_Exercise details_
Print each line exactly as it is given.

-- Start of Extracted information --

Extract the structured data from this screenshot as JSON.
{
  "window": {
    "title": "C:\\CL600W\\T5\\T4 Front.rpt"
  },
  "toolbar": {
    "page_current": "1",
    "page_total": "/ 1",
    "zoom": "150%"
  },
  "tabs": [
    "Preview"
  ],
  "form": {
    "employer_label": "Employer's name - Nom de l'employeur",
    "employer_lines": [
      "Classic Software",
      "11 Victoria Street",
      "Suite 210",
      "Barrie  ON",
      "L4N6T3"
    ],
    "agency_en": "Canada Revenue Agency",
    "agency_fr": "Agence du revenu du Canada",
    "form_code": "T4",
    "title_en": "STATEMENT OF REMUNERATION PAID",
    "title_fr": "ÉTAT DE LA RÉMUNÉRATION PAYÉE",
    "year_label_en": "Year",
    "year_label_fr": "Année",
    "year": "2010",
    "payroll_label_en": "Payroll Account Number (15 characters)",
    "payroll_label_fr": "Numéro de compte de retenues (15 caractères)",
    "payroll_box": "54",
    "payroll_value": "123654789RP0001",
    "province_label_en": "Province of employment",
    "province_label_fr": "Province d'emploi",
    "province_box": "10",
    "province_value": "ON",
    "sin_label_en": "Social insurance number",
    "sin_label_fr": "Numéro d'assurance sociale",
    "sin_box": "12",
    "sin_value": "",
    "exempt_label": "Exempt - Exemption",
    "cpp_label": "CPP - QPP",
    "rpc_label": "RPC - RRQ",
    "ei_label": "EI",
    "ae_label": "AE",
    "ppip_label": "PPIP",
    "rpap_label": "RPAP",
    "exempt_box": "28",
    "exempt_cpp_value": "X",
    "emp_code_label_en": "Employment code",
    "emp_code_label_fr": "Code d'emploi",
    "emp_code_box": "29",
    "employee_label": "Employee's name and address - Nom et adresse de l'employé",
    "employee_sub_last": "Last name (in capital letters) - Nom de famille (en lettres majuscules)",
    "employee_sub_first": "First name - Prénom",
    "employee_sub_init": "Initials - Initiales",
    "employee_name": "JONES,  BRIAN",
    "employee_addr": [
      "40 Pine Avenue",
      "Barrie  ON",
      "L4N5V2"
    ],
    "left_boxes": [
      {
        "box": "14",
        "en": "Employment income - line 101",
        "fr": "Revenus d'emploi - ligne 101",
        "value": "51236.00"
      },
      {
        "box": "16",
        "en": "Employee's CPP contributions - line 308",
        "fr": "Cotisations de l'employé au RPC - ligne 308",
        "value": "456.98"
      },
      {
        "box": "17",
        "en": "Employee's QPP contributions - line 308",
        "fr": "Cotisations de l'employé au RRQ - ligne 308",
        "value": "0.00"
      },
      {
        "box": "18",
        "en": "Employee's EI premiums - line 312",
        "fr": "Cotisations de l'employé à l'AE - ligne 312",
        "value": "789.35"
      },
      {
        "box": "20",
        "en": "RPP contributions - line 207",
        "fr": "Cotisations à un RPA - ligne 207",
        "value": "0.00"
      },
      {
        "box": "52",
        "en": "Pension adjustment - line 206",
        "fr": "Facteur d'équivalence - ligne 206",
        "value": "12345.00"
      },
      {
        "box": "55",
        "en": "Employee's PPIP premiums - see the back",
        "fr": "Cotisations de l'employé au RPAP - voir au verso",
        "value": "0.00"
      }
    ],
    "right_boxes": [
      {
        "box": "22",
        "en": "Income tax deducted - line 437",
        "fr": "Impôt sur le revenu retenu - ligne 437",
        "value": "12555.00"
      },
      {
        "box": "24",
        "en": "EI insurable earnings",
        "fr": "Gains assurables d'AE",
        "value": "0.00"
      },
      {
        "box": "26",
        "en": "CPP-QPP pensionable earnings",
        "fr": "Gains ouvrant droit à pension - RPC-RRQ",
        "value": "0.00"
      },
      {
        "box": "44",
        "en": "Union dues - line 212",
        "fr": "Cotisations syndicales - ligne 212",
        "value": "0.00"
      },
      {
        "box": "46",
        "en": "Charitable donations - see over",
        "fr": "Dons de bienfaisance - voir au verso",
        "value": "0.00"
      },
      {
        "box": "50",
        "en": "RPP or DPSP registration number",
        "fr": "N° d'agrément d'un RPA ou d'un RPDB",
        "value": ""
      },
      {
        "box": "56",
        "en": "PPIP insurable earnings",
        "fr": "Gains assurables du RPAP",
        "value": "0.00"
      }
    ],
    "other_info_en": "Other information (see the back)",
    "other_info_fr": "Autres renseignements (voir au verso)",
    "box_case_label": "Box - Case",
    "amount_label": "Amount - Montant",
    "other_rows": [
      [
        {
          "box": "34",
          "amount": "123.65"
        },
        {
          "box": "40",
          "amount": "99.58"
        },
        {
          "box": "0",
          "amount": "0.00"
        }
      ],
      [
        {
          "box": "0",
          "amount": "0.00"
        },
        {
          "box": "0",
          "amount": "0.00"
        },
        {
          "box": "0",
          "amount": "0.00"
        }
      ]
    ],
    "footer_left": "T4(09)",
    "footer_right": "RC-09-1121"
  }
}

-- End of Extracted information --

_Solution to the exercise_
Extract the structured data from this screenshot as JSON.
{
  "window": {
    "title": "C:\\CL600W\\T5\\T4 Front.rpt"
  },
  "toolbar": {
    "page_current": "1",
    "page_total": "/ 1",
    "zoom": "150%"
  },
  "tabs": [
    "Preview"
  ],
  "form": {
    "employer_label": "Employer's name - Nom de l'employeur",
    "employer_lines": [
      "Classic Software",
      "11 Victoria Street",
      "Suite 210",
      "Barrie  ON",
      "L4N6T3"
    ],
    "agency_en": "Canada Revenue Agency",
    "agency_fr": "Agence du revenu du Canada",
    "form_code": "T4",
    "title_en": "STATEMENT OF REMUNERATION PAID",
    "title_fr": "ÉTAT DE LA RÉMUNÉRATION PAYÉE",
    "year_label_en": "Year",
    "year_label_fr": "Année",
    "year": "2010",
    "payroll_label_en": "Payroll Account Number (15 characters)",
    "payroll_label_fr": "Numéro de compte de retenues (15 caractères)",
    "payroll_box": "54",
    "payroll_value": "123654789RP0001",
    "province_label_en": "Province of employment",
    "province_label_fr": "Province d'emploi",
    "province_box": "10",
    "province_value": "ON",
    "sin_label_en": "Social insurance number",
    "sin_label_fr": "Numéro d'assurance sociale",
    "sin_box": "12",
    "sin_value": "",
    "exempt_label": "Exempt - Exemption",
    "cpp_label": "CPP - QPP",
    "rpc_label": "RPC - RRQ",
    "ei_label": "EI",
    "ae_label": "AE",
    "ppip_label": "PPIP",
    "rpap_label": "RPAP",
    "exempt_box": "28",
    "exempt_cpp_value": "X",
    "emp_code_label_en": "Employment code",
    "emp_code_label_fr": "Code d'emploi",
    "emp_code_box": "29",
    "employee_label": "Employee's name and address - Nom et adresse de l'employé",
    "employee_sub_last": "Last name (in capital letters) - Nom de famille (en lettres majuscules)",
    "employee_sub_first": "First name - Prénom",
    "employee_sub_init": "Initials - Initiales",
    "employee_name": "JONES,  BRIAN",
    "employee_addr": [
      "40 Pine Avenue",
      "Barrie  ON",
      "L4N5V2"
    ],
    "left_boxes": [
      {
        "box": "14",
        "en": "Employment income - line 101",
        "fr": "Revenus d'emploi - ligne 101",
        "value": "51236.00"
      },
      {
        "box": "16",
        "en": "Employee's CPP contributions - line 308",
        "fr": "Cotisations de l'employé au RPC - ligne 308",
        "value": "456.98"
      },
      {
        "box": "17",
        "en": "Employee's QPP contributions - line 308",
        "fr": "Cotisations de l'employé au RRQ - ligne 308",
        "value": "0.00"
      },
      {
        "box": "18",
        "en": "Employee's EI premiums - line 312",
        "fr": "Cotisations de l'employé à l'AE - ligne 312",
        "value": "789.35"
      },
      {
        "box": "20",
        "en": "RPP contributions - line 207",
        "fr": "Cotisations à un RPA - ligne 207",
        "value": "0.00"
      },
      {
        "box": "52",
        "en": "Pension adjustment - line 206",
        "fr": "Facteur d'équivalence - ligne 206",
        "value": "12345.00"
      },
      {
        "box": "55",
        "en": "Employee's PPIP premiums - see the back",
        "fr": "Cotisations de l'employé au RPAP - voir au verso",
        "value": "0.00"
      }
    ],
    "right_boxes": [
      {
        "box": "22",
        "en": "Income tax deducted - line 437",
        "fr": "Impôt sur le revenu retenu - ligne 437",
        "value": "12555.00"
      },
      {
        "box": "24",
        "en": "EI insurable earnings",
        "fr": "Gains assurables d'AE",
        "value": "0.00"
      },
      {
        "box": "26",
        "en": "CPP-QPP pensionable earnings",
        "fr": "Gains ouvrant droit à pension - RPC-RRQ",
        "value": "0.00"
      },
      {
        "box": "44",
        "en": "Union dues - line 212",
        "fr": "Cotisations syndicales - ligne 212",
        "value": "0.00"
      },
      {
        "box": "46",
        "en": "Charitable donations - see over",
        "fr": "Dons de bienfaisance - voir au verso",
        "value": "0.00"
      },
      {
        "box": "50",
        "en": "RPP or DPSP registration number",
        "fr": "N° d'agrément d'un RPA ou d'un RPDB",
        "value": ""
      },
      {
        "box": "56",
        "en": "PPIP insurable earnings",
        "fr": "Gains assurables du RPAP",
        "value": "0.00"
      }
    ],
    "other_info_en": "Other information (see the back)",
    "other_info_fr": "Autres renseignements (voir au verso)",
    "box_case_label": "Box - Case",
    "amount_label": "Amount - Montant",
    "other_rows": [
      [
        {
          "box": "34",
          "amount": "123.65"
        },
        {
          "box": "40",
          "amount": "99.58"
        },
        {
          "box": "0",
          "amount": "0.00"
        }
      ],
      [
        {
          "box": "0",
          "amount": "0.00"
        },
        {
          "box": "0",
          "amount": "0.00"
        },
        {
          "box": "0",
          "amount": "0.00"
        }
      ]
    ],
    "footer_left": "T4(09)",
    "footer_right": "RC-09-1121"
  }
}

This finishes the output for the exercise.